> _Selected text_:
_ _ _

Follow-up: I think I have found a way that works.
I guess if one is interested in expanding about 0, one can simply do
>>> f = x + 5 * x**3
>>> coeffs = reversed(series(f, x, 0, n = 4).as_poly(x).all_coeffs())
>>> list(coeffs)
[0, 1, 0, 5]
So, to expand about x0!= 0, I can substitute x->x0 + x1 and expand in
orders of x1.
If this is a bad way to do it, please let me know!
Thanks,
Nikolas
On Thursday, September 13, 2012 9:42:30 AM UTC+9, nikolas wrote:
>
> Hey guys,
>
> for a series expansion of some function f(x) about some point x0 up to
> order n+1, I would like to easily generate the sequence of all coefficients.
> I.e. if we have
>
> f(x) = a0 + a1 * (x-x0) + a2 * (x-x0)**2 + ... + an (x-x0)**n +
> O((x-x0)**n)

_ _ _

> _Dataset records_:
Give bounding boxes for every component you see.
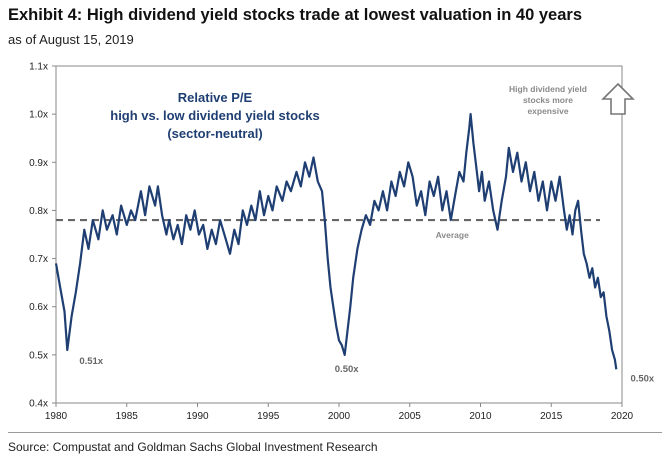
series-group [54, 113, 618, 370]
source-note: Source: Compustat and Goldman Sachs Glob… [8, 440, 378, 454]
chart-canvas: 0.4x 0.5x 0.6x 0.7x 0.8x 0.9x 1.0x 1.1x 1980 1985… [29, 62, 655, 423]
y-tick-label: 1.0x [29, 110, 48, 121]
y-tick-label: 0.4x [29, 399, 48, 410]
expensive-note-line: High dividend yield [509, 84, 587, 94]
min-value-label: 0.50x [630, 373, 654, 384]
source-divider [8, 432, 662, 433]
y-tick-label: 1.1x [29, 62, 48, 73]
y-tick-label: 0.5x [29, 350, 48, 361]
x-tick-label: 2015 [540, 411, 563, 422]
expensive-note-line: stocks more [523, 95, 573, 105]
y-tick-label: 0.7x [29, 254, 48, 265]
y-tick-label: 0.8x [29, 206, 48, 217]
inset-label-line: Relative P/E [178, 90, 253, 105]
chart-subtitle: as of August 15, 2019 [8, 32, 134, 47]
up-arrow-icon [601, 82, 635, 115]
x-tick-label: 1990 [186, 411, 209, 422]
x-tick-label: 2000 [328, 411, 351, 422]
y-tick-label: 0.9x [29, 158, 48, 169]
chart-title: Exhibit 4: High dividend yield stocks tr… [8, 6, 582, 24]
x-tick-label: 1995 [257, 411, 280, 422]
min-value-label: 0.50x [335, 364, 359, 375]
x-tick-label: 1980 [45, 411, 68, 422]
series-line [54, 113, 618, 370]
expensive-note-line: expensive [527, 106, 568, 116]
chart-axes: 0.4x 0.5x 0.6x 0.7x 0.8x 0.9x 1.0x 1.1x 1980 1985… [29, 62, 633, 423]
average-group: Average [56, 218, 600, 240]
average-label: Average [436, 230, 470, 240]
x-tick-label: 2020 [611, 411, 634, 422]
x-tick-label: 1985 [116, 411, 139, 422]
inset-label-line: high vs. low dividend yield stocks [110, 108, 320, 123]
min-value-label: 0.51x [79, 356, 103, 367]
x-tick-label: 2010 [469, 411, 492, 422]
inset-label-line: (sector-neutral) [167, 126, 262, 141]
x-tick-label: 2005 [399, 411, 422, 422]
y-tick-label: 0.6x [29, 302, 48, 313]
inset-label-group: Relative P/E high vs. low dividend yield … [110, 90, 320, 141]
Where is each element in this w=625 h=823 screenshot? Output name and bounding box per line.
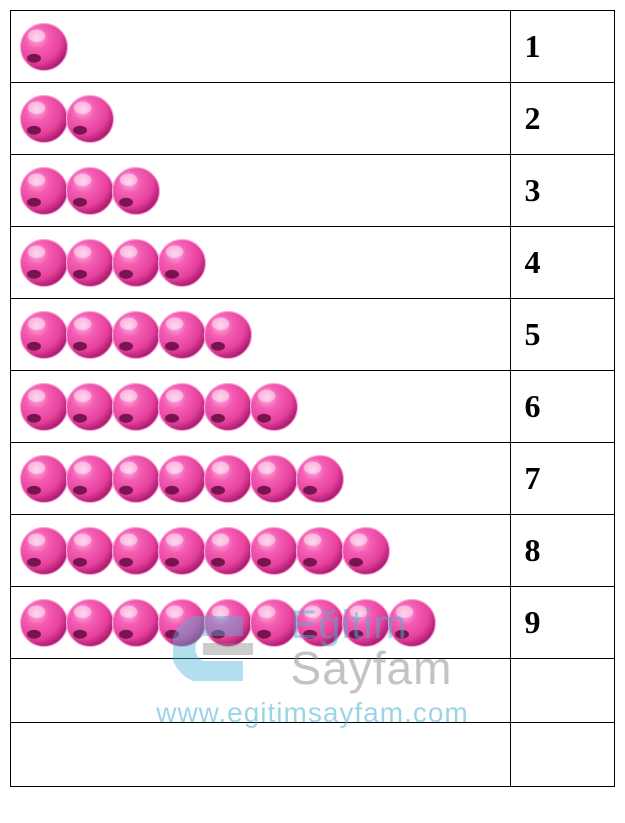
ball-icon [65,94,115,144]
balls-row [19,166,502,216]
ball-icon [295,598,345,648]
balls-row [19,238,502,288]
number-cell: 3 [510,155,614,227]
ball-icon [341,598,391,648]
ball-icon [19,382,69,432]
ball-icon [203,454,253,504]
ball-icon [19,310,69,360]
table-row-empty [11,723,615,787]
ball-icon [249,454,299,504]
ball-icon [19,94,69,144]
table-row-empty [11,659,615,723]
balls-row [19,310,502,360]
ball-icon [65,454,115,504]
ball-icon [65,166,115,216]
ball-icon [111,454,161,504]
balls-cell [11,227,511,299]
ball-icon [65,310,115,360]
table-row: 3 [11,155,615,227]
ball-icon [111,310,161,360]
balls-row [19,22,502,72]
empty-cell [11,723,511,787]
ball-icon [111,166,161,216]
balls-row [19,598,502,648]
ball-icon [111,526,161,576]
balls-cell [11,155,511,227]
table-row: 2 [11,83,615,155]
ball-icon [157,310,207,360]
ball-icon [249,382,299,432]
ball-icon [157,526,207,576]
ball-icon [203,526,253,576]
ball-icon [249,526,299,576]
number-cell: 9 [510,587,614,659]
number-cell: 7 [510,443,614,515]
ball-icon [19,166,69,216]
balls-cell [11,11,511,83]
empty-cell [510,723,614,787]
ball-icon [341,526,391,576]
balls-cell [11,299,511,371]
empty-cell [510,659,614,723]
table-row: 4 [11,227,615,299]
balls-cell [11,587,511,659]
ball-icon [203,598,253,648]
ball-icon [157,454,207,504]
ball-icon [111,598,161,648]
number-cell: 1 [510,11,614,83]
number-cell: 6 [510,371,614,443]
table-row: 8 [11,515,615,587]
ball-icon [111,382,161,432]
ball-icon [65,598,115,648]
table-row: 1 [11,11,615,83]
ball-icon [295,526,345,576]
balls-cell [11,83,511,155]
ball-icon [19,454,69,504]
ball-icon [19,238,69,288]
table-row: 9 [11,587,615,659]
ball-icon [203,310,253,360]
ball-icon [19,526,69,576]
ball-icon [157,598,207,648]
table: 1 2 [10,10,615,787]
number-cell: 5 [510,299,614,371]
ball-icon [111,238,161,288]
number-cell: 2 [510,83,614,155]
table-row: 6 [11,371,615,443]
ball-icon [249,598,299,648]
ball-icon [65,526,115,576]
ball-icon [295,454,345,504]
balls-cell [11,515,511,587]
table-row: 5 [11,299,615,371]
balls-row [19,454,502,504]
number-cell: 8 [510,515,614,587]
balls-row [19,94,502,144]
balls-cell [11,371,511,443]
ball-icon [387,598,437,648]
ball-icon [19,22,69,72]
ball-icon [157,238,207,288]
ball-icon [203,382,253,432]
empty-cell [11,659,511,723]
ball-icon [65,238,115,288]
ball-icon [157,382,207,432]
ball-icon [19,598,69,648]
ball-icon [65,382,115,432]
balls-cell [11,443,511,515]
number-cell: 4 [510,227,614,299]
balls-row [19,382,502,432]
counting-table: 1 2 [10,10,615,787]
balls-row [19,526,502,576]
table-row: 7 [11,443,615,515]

_ _ _

> _The exercise_: Carry on the forum post about getting the coefficients of a series expansion from the point where it stops. None of the items are needed here.

> _Exercise response_:
>
> is there a straightforward way to obtain a generator for the sequence a0,
> a1, a2, ... an that includes the non-zero terms?
> With the current implementation of series, I get:
>
> >>> f = x + 5 * x**3
> >>> coeffs = series(f, x, 0, n = None)
> >>> for c in coeffs:
> >>> print str(c) + ", ",
> x, 5 * x**3,
>
> It would be nice to add a flag, e.g. include_nozero=True such that
> >>> f = x + 5 * x**3
> >>> coeffs = series(f, x, 0, n = None)
> >>> for c in coeffs:
> >>> print str(c) + " + ",
> 0, x, 0, 5 * x**3,
>
> Then I could simply divide each term by (x-x0)**k to get the actual
> coefficient...
> Is there some other way to achieve this functionality easily? It would
> seem that under the hood the machinery to do all this would already be in
> place...
> Thanks!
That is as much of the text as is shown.